* [EXERCISE INSTRUCTIONS]: Go through the entries and transcribe each one exactly, dropping the pictures.

* [MATERIAL FOR THIS EXERCISE]:
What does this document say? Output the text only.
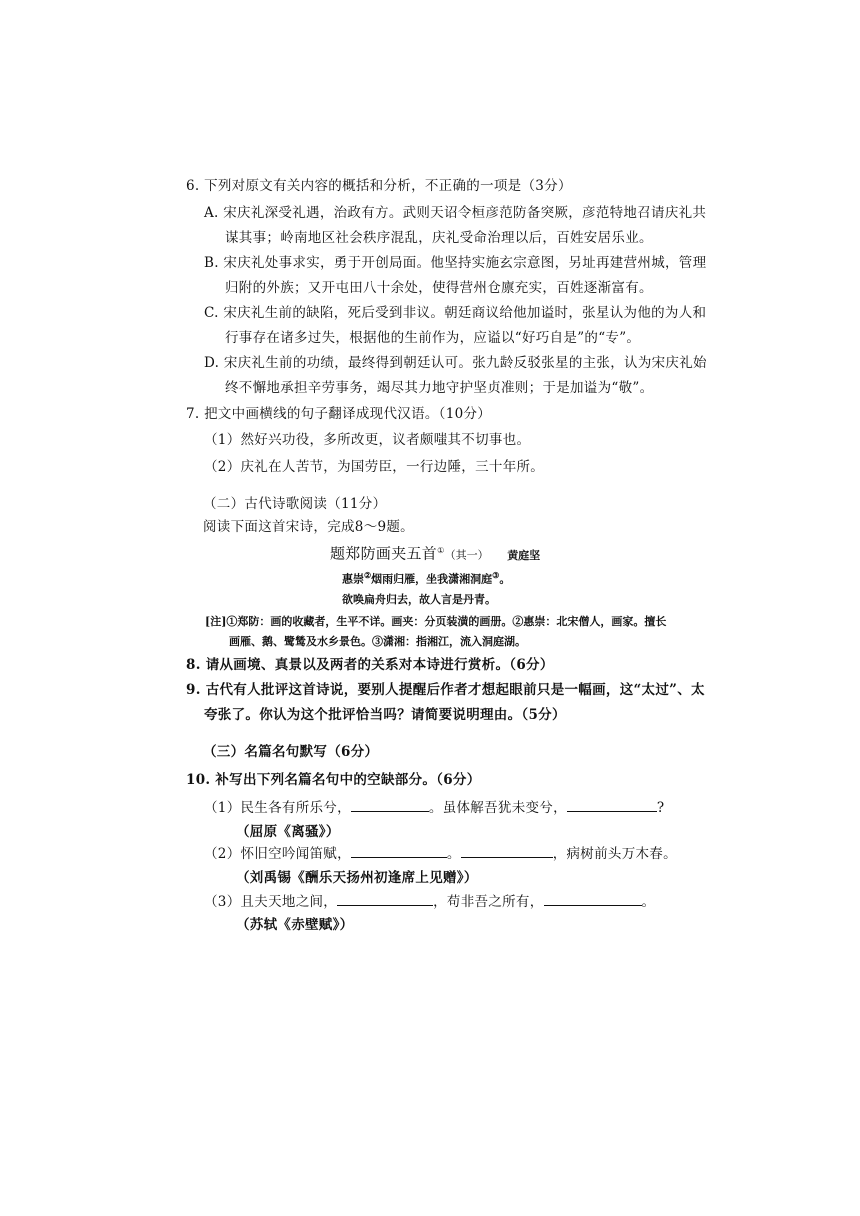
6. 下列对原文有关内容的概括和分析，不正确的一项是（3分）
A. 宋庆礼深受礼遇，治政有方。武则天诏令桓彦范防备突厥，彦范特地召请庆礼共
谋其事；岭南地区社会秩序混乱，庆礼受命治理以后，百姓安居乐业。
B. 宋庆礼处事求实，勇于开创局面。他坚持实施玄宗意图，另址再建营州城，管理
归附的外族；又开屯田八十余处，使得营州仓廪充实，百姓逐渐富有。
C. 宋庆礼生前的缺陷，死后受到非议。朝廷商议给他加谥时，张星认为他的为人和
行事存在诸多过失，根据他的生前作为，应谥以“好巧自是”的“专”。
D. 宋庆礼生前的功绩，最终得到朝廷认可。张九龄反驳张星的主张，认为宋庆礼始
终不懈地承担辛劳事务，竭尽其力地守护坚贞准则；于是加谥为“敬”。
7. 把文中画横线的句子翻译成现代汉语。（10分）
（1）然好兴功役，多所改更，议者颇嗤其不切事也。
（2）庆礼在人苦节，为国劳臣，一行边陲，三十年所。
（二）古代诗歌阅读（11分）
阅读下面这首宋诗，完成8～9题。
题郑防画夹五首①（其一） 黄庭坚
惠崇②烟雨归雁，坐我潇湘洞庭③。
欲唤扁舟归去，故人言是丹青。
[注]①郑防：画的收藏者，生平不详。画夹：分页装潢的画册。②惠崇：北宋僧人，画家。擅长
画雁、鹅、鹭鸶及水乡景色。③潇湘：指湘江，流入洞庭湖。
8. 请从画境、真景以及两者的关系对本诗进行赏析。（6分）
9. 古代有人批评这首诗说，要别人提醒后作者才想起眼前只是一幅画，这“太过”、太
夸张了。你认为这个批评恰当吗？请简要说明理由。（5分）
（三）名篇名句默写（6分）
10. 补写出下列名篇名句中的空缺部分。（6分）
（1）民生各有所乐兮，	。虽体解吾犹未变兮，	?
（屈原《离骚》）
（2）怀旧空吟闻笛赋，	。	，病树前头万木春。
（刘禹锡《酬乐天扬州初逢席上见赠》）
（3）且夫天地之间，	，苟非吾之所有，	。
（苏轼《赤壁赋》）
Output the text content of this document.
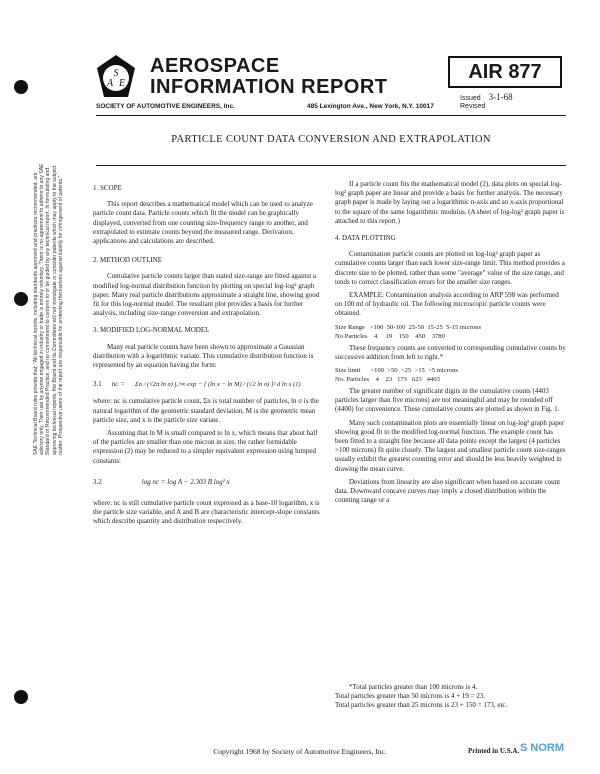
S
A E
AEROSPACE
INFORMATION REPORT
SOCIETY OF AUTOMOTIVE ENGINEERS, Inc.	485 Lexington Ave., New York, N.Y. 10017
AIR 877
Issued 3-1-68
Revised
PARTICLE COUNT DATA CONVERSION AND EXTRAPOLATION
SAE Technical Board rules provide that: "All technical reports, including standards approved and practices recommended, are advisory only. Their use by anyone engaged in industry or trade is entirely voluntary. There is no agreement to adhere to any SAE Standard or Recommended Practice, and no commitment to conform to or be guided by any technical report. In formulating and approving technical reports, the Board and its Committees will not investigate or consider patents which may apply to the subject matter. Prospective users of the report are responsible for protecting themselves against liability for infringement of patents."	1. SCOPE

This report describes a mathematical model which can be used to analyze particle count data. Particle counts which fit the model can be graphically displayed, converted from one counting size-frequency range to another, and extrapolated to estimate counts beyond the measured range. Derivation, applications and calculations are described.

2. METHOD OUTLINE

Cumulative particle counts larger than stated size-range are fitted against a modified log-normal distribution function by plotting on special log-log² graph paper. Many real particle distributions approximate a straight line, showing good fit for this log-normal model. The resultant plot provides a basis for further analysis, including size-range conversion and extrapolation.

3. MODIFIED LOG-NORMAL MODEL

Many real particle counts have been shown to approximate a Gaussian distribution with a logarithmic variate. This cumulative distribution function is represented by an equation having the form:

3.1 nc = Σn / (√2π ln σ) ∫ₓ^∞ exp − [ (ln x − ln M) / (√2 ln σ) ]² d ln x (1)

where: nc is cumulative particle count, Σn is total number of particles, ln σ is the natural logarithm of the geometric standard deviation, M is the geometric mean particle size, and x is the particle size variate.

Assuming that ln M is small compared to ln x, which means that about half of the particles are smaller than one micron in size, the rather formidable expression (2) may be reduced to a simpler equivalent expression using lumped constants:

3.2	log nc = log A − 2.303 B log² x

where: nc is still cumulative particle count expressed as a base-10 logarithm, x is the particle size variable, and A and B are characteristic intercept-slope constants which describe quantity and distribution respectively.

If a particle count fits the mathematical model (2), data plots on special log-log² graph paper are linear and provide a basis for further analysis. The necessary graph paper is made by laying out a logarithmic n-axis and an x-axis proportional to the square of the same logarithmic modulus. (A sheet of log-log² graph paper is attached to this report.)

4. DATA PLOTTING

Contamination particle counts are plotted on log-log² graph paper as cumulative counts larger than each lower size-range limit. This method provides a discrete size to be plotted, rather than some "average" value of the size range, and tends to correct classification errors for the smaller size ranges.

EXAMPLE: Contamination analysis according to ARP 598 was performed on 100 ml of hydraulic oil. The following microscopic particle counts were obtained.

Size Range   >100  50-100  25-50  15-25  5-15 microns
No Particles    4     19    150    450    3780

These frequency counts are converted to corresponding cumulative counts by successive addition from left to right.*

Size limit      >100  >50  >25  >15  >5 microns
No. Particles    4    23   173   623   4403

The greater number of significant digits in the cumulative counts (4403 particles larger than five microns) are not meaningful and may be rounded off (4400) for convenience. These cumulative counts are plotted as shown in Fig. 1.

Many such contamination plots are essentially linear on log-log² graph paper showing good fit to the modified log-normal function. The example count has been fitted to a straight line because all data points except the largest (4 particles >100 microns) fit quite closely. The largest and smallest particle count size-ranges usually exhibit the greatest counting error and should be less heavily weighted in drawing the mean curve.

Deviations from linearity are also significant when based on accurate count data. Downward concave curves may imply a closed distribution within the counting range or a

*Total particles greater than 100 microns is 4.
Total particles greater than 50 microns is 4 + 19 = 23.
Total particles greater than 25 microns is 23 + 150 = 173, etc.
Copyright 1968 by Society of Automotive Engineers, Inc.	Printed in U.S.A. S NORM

* [CORRECT RESULT]:
What does this document say? Output the text only.
6. 下列对原文有关内容的概括和分析，不正确的一项是（3分）
A. 宋庆礼深受礼遇，治政有方。武则天诏令桓彦范防备突厥，彦范特地召请庆礼共
谋其事；岭南地区社会秩序混乱，庆礼受命治理以后，百姓安居乐业。
B. 宋庆礼处事求实，勇于开创局面。他坚持实施玄宗意图，另址再建营州城，管理
归附的外族；又开屯田八十余处，使得营州仓廪充实，百姓逐渐富有。
C. 宋庆礼生前的缺陷，死后受到非议。朝廷商议给他加谥时，张星认为他的为人和
行事存在诸多过失，根据他的生前作为，应谥以“好巧自是”的“专”。
D. 宋庆礼生前的功绩，最终得到朝廷认可。张九龄反驳张星的主张，认为宋庆礼始
终不懈地承担辛劳事务，竭尽其力地守护坚贞准则；于是加谥为“敬”。
7. 把文中画横线的句子翻译成现代汉语。（10分）
（1）然好兴功役，多所改更，议者颇嗤其不切事也。
（2）庆礼在人苦节，为国劳臣，一行边陲，三十年所。
（二）古代诗歌阅读（11分）
阅读下面这首宋诗，完成8～9题。
题郑防画夹五首①（其一） 黄庭坚
惠崇②烟雨归雁，坐我潇湘洞庭③。
欲唤扁舟归去，故人言是丹青。
[注]①郑防：画的收藏者，生平不详。画夹：分页装潢的画册。②惠崇：北宋僧人，画家。擅长
画雁、鹅、鹭鸶及水乡景色。③潇湘：指湘江，流入洞庭湖。
8. 请从画境、真景以及两者的关系对本诗进行赏析。（6分）
9. 古代有人批评这首诗说，要别人提醒后作者才想起眼前只是一幅画，这“太过”、太
夸张了。你认为这个批评恰当吗？请简要说明理由。（5分）
（三）名篇名句默写（6分）
10. 补写出下列名篇名句中的空缺部分。（6分）
（1）民生各有所乐兮，	。虽体解吾犹未变兮，	?
（屈原《离骚》）
（2）怀旧空吟闻笛赋，	。	，病树前头万木春。
（刘禹锡《酬乐天扬州初逢席上见赠》）
（3）且夫天地之间，	，苟非吾之所有，	。
（苏轼《赤壁赋》）
Output the text content of this document.
S
A E
AEROSPACE
INFORMATION REPORT
SOCIETY OF AUTOMOTIVE ENGINEERS, Inc.	485 Lexington Ave., New York, N.Y. 10017
AIR 877
Issued 3-1-68
Revised
PARTICLE COUNT DATA CONVERSION AND EXTRAPOLATION
SAE Technical Board rules provide that: "All technical reports, including standards approved and practices recommended, are advisory only. Their use by anyone engaged in industry or trade is entirely voluntary. There is no agreement to adhere to any SAE Standard or Recommended Practice, and no commitment to conform to or be guided by any technical report. In formulating and approving technical reports, the Board and its Committees will not investigate or consider patents which may apply to the subject matter. Prospective users of the report are responsible for protecting themselves against liability for infringement of patents."	1. SCOPE

This report describes a mathematical model which can be used to analyze particle count data. Particle counts which fit the model can be graphically displayed, converted from one counting size-frequency range to another, and extrapolated to estimate counts beyond the measured range. Derivation, applications and calculations are described.

2. METHOD OUTLINE

Cumulative particle counts larger than stated size-range are fitted against a modified log-normal distribution function by plotting on special log-log² graph paper. Many real particle distributions approximate a straight line, showing good fit for this log-normal model. The resultant plot provides a basis for further analysis, including size-range conversion and extrapolation.

3. MODIFIED LOG-NORMAL MODEL

Many real particle counts have been shown to approximate a Gaussian distribution with a logarithmic variate. This cumulative distribution function is represented by an equation having the form:

3.1 nc = Σn / (√2π ln σ) ∫ₓ^∞ exp − [ (ln x − ln M) / (√2 ln σ) ]² d ln x (1)

where: nc is cumulative particle count, Σn is total number of particles, ln σ is the natural logarithm of the geometric standard deviation, M is the geometric mean particle size, and x is the particle size variate.

Assuming that ln M is small compared to ln x, which means that about half of the particles are smaller than one micron in size, the rather formidable expression (2) may be reduced to a simpler equivalent expression using lumped constants:

3.2	log nc = log A − 2.303 B log² x

where: nc is still cumulative particle count expressed as a base-10 logarithm, x is the particle size variable, and A and B are characteristic intercept-slope constants which describe quantity and distribution respectively.

If a particle count fits the mathematical model (2), data plots on special log-log² graph paper are linear and provide a basis for further analysis. The necessary graph paper is made by laying out a logarithmic n-axis and an x-axis proportional to the square of the same logarithmic modulus. (A sheet of log-log² graph paper is attached to this report.)

4. DATA PLOTTING

Contamination particle counts are plotted on log-log² graph paper as cumulative counts larger than each lower size-range limit. This method provides a discrete size to be plotted, rather than some "average" value of the size range, and tends to correct classification errors for the smaller size ranges.

EXAMPLE: Contamination analysis according to ARP 598 was performed on 100 ml of hydraulic oil. The following microscopic particle counts were obtained.

Size Range   >100  50-100  25-50  15-25  5-15 microns
No Particles    4     19    150    450    3780

These frequency counts are converted to corresponding cumulative counts by successive addition from left to right.*

Size limit      >100  >50  >25  >15  >5 microns
No. Particles    4    23   173   623   4403

The greater number of significant digits in the cumulative counts (4403 particles larger than five microns) are not meaningful and may be rounded off (4400) for convenience. These cumulative counts are plotted as shown in Fig. 1.

Many such contamination plots are essentially linear on log-log² graph paper showing good fit to the modified log-normal function. The example count has been fitted to a straight line because all data points except the largest (4 particles >100 microns) fit quite closely. The largest and smallest particle count size-ranges usually exhibit the greatest counting error and should be less heavily weighted in drawing the mean curve.

Deviations from linearity are also significant when based on accurate count data. Downward concave curves may imply a closed distribution within the counting range or a

*Total particles greater than 100 microns is 4.
Total particles greater than 50 microns is 4 + 19 = 23.
Total particles greater than 25 microns is 23 + 150 = 173, etc.
Copyright 1968 by Society of Automotive Engineers, Inc.	Printed in U.S.A. S NORM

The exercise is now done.